▸ Job
State how many lines of the entries include the string "icon", please, leaving out everything but the number.

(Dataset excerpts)

— BEGIN —

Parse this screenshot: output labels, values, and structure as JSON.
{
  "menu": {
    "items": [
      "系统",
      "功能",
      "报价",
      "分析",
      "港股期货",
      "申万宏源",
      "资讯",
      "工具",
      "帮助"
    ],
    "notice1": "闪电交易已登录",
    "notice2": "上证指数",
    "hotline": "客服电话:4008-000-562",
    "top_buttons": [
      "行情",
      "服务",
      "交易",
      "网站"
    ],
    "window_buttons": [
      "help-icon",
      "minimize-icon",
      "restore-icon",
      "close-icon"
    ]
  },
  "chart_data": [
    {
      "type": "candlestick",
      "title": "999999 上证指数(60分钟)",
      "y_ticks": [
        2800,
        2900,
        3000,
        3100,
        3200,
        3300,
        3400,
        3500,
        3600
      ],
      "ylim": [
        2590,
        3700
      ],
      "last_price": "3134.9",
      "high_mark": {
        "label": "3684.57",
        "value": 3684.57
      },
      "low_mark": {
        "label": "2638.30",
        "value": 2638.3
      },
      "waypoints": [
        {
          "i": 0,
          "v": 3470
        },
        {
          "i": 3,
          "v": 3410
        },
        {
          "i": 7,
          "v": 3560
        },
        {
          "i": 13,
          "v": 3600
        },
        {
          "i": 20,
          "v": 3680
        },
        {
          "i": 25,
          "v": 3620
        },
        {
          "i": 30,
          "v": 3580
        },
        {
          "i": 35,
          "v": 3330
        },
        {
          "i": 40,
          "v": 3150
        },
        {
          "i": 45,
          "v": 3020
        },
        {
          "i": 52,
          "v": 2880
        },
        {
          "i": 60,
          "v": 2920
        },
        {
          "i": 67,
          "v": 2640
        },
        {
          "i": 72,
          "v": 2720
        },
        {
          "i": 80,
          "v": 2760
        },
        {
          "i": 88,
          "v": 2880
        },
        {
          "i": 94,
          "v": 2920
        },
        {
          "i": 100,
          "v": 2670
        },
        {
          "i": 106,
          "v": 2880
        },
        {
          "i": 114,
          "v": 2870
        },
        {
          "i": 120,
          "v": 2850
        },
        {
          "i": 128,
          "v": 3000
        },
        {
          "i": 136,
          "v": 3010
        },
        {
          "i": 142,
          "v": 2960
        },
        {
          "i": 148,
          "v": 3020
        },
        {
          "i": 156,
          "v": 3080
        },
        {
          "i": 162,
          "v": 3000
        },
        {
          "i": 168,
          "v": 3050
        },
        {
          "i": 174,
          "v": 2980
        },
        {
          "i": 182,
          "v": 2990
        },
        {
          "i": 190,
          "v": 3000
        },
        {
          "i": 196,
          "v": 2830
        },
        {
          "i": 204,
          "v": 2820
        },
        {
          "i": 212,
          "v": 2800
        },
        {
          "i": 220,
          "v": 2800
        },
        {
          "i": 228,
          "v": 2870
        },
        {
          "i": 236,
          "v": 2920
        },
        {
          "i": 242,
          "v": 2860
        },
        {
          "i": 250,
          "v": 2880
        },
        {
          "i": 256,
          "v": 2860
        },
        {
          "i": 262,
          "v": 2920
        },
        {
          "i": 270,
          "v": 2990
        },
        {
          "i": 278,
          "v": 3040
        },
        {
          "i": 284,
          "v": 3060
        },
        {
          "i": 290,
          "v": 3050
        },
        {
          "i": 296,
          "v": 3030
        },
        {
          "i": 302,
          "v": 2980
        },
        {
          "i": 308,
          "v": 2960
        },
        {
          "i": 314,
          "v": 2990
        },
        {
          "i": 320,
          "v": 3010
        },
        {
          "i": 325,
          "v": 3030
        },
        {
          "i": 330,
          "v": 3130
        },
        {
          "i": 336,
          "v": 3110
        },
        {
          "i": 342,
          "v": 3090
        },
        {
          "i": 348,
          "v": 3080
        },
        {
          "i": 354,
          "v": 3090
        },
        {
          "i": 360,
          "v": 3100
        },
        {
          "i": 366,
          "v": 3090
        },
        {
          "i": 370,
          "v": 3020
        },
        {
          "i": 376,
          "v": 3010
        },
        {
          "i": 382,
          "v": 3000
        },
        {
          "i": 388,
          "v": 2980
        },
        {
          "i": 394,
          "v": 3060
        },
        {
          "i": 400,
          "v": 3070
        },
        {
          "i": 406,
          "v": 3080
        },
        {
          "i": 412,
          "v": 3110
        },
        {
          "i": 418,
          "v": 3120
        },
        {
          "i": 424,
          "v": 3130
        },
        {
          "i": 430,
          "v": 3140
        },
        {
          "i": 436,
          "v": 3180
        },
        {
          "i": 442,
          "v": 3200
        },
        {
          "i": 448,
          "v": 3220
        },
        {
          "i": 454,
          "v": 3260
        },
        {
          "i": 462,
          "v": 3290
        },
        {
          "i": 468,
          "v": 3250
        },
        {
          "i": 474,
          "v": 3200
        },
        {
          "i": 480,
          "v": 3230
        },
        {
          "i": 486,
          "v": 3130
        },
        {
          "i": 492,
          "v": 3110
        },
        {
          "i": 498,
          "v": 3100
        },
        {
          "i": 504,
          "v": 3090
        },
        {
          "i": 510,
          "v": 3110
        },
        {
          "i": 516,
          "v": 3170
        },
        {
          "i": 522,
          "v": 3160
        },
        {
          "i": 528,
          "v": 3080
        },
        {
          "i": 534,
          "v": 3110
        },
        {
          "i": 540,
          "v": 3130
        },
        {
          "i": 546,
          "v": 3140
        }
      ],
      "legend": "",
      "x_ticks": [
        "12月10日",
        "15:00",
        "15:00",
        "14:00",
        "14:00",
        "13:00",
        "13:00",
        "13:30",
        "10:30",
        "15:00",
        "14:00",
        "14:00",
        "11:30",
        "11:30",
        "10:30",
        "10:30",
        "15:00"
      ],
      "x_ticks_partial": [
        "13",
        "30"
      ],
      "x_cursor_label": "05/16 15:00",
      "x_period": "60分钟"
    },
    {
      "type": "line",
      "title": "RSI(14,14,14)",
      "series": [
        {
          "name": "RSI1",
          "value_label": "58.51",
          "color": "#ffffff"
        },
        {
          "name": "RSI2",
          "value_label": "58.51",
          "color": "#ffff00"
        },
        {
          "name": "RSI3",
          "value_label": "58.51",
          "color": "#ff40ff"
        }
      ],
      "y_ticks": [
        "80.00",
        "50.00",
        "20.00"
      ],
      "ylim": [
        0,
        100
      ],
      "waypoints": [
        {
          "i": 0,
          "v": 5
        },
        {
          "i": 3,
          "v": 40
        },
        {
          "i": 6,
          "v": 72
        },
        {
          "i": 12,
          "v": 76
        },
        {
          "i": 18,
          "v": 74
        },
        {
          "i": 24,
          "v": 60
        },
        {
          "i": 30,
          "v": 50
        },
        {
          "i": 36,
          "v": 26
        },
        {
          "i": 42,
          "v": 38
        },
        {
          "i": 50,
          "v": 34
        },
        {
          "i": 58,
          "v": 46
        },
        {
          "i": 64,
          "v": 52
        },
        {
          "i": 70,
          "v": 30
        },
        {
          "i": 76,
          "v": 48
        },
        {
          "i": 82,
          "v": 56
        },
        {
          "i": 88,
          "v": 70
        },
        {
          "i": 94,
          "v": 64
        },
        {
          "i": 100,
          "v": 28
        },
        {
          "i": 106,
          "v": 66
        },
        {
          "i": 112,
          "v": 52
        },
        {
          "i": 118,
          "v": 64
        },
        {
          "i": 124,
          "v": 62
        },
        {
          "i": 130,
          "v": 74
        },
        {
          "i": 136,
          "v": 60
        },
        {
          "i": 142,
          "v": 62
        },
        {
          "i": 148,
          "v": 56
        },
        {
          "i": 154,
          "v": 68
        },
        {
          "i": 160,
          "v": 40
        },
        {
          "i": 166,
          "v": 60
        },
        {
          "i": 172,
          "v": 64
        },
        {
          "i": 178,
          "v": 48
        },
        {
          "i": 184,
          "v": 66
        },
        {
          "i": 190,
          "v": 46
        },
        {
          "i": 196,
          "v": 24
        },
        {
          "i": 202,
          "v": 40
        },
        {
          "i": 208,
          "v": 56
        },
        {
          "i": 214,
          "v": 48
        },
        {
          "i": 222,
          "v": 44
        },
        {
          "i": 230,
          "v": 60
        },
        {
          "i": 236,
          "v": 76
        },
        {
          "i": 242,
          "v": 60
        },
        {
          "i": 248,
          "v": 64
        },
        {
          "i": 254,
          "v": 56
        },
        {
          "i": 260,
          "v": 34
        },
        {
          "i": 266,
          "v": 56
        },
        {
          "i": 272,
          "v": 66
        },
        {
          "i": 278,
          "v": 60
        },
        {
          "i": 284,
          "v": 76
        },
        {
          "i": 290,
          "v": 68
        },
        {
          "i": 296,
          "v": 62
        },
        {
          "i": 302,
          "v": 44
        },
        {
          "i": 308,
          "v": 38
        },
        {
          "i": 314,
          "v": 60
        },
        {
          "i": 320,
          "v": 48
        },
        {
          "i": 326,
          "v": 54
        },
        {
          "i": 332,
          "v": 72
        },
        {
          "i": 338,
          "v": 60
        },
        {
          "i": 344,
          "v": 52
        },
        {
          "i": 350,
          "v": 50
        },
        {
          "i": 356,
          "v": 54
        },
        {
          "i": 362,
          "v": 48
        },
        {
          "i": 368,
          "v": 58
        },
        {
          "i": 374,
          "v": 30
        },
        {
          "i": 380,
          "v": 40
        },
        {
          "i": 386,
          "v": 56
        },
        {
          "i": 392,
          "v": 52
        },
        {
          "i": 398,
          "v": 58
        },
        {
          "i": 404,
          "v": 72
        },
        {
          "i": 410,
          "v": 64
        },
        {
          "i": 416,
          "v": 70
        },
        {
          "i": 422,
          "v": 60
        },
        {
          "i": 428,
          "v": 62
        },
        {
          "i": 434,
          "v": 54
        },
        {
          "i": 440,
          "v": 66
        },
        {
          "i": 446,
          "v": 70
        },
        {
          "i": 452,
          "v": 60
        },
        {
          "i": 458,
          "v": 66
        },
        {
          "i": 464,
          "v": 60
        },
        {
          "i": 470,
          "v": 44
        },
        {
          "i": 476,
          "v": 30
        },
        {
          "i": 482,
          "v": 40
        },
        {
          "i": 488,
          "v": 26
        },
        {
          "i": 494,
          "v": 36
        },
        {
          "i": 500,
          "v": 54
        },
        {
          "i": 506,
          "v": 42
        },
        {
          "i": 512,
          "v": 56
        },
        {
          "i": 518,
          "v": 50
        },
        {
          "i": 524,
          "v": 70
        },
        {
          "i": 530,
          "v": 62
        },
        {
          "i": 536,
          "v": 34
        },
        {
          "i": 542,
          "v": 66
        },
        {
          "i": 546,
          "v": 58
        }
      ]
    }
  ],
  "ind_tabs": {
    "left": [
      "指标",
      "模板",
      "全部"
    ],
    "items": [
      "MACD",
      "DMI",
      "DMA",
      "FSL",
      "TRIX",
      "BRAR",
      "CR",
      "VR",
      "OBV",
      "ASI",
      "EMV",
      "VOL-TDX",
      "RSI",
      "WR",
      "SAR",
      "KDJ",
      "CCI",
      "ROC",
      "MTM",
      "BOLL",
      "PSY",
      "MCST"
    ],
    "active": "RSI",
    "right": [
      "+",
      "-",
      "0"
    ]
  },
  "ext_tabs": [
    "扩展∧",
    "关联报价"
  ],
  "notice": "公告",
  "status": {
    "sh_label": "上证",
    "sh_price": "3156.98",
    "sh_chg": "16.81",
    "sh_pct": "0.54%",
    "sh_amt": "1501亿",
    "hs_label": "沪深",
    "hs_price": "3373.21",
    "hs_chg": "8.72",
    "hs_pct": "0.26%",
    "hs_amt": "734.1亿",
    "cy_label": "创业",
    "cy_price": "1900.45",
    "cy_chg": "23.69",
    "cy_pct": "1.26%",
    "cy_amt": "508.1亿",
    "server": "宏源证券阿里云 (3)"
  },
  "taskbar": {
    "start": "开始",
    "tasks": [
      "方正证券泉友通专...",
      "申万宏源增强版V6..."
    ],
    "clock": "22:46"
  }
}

— END —

▸ Exercise response
4